Update the material starting at its first line and ending at the line containing "row: narrow or curved: Wax": change every "Consultant TBD" to "Consultant To Be Determined", keeping everything else unchanged.

** Start of MATERIAL PROVIDED **

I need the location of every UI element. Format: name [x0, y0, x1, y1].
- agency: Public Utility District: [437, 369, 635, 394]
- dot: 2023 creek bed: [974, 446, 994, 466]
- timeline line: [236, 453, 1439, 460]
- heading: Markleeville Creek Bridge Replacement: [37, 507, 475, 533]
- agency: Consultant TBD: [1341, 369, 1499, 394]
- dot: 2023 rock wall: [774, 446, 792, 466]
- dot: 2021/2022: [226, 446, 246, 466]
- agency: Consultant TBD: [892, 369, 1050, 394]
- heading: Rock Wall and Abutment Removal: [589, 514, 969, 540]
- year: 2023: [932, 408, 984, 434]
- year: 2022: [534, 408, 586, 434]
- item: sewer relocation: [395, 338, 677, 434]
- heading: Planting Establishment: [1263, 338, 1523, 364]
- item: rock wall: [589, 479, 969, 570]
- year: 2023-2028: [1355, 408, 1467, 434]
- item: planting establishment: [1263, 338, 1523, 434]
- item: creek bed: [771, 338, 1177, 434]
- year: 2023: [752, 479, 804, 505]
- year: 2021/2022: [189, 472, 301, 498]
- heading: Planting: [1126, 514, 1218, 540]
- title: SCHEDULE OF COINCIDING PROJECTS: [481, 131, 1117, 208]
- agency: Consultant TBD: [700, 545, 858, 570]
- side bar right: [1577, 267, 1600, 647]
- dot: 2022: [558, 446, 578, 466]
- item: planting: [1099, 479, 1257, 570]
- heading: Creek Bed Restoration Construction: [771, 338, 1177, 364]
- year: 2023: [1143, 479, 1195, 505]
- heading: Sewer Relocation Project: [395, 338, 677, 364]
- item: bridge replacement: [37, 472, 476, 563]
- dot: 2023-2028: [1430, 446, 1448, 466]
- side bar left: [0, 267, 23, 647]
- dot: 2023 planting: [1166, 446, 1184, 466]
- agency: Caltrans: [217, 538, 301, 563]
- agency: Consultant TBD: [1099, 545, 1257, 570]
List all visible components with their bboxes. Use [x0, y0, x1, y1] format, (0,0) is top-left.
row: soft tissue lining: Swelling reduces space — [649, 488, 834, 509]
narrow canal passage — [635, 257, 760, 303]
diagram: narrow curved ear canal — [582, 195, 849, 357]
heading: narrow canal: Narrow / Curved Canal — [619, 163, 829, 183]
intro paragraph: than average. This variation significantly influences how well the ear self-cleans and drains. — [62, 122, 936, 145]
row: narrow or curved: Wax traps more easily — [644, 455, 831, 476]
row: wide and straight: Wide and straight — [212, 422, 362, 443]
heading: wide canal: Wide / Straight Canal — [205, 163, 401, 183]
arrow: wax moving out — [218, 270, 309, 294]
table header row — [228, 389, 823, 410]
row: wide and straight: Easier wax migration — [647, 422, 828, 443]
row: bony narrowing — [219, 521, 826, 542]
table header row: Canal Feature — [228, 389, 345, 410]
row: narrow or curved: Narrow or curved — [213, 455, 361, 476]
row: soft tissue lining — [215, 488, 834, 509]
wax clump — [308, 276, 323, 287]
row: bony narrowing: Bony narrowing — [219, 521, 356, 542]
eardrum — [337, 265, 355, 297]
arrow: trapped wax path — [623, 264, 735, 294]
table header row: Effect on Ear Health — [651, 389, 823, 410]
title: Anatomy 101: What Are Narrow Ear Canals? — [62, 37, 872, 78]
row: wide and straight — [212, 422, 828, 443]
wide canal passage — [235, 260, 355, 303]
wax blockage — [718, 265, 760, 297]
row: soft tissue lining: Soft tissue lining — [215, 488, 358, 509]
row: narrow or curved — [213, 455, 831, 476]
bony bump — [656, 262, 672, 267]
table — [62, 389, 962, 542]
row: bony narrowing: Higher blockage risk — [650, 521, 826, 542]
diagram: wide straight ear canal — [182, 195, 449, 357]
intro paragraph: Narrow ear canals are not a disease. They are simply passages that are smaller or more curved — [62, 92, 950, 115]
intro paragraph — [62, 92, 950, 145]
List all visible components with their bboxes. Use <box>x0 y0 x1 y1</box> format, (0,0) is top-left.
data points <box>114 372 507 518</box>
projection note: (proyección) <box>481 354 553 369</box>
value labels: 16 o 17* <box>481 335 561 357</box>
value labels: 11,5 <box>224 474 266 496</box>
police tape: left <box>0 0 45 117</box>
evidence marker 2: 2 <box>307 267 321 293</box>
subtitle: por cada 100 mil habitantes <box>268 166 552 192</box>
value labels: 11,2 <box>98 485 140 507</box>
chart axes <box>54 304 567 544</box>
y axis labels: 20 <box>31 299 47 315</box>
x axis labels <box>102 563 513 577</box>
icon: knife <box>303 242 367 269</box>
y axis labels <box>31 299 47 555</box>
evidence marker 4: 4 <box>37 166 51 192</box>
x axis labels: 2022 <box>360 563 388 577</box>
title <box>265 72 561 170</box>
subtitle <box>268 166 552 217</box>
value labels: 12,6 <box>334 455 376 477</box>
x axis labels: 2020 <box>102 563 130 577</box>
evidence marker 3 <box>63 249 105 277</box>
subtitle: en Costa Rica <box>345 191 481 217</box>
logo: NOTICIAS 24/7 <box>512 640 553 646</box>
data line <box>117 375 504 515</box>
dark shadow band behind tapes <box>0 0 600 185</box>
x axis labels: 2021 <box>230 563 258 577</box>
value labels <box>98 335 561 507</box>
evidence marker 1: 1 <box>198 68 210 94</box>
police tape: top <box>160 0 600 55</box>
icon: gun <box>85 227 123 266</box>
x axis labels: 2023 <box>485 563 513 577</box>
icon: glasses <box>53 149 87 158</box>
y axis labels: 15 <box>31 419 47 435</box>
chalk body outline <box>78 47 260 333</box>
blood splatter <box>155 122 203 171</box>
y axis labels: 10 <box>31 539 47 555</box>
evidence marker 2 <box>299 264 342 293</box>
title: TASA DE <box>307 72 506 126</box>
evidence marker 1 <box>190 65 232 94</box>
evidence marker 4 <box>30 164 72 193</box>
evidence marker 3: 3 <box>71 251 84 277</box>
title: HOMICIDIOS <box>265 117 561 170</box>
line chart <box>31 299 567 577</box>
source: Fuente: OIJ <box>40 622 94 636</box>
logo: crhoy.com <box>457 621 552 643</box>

** End of MATERIAL PROVIDED **

**RESPONSE TO THIS EXERCISE:**
I need the location of every UI element. Format: name [x0, y0, x1, y1].
- agency: Public Utility District: [437, 369, 635, 394]
- dot: 2023 creek bed: [974, 446, 994, 466]
- timeline line: [236, 453, 1439, 460]
- heading: Markleeville Creek Bridge Replacement: [37, 507, 475, 533]
- agency: Consultant To Be Determined: [1341, 369, 1499, 394]
- dot: 2023 rock wall: [774, 446, 792, 466]
- dot: 2021/2022: [226, 446, 246, 466]
- agency: Consultant To Be Determined: [892, 369, 1050, 394]
- heading: Rock Wall and Abutment Removal: [589, 514, 969, 540]
- year: 2023: [932, 408, 984, 434]
- year: 2022: [534, 408, 586, 434]
- item: sewer relocation: [395, 338, 677, 434]
- heading: Planting Establishment: [1263, 338, 1523, 364]
- item: rock wall: [589, 479, 969, 570]
- year: 2023-2028: [1355, 408, 1467, 434]
- item: planting establishment: [1263, 338, 1523, 434]
- item: creek bed: [771, 338, 1177, 434]
- year: 2023: [752, 479, 804, 505]
- year: 2021/2022: [189, 472, 301, 498]
- heading: Planting: [1126, 514, 1218, 540]
- title: SCHEDULE OF COINCIDING PROJECTS: [481, 131, 1117, 208]
- agency: Consultant To Be Determined: [700, 545, 858, 570]
- side bar right: [1577, 267, 1600, 647]
- dot: 2022: [558, 446, 578, 466]
- item: planting: [1099, 479, 1257, 570]
- heading: Creek Bed Restoration Construction: [771, 338, 1177, 364]
- year: 2023: [1143, 479, 1195, 505]
- heading: Sewer Relocation Project: [395, 338, 677, 364]
- item: bridge replacement: [37, 472, 476, 563]
- dot: 2023-2028: [1430, 446, 1448, 466]
- side bar left: [0, 267, 23, 647]
- dot: 2023 planting: [1166, 446, 1184, 466]
- agency: Caltrans: [217, 538, 301, 563]
- agency: Consultant To Be Determined: [1099, 545, 1257, 570]
List all visible components with their bboxes. Use [x0, y0, x1, y1] format, (0,0) is top-left.
row: soft tissue lining: Swelling reduces space — [649, 488, 834, 509]
narrow canal passage — [635, 257, 760, 303]
diagram: narrow curved ear canal — [582, 195, 849, 357]
heading: narrow canal: Narrow / Curved Canal — [619, 163, 829, 183]
intro paragraph: than average. This variation significantly influences how well the ear self-cleans and drains. — [62, 122, 936, 145]
row: narrow or curved: Wax traps more easily — [644, 455, 831, 476]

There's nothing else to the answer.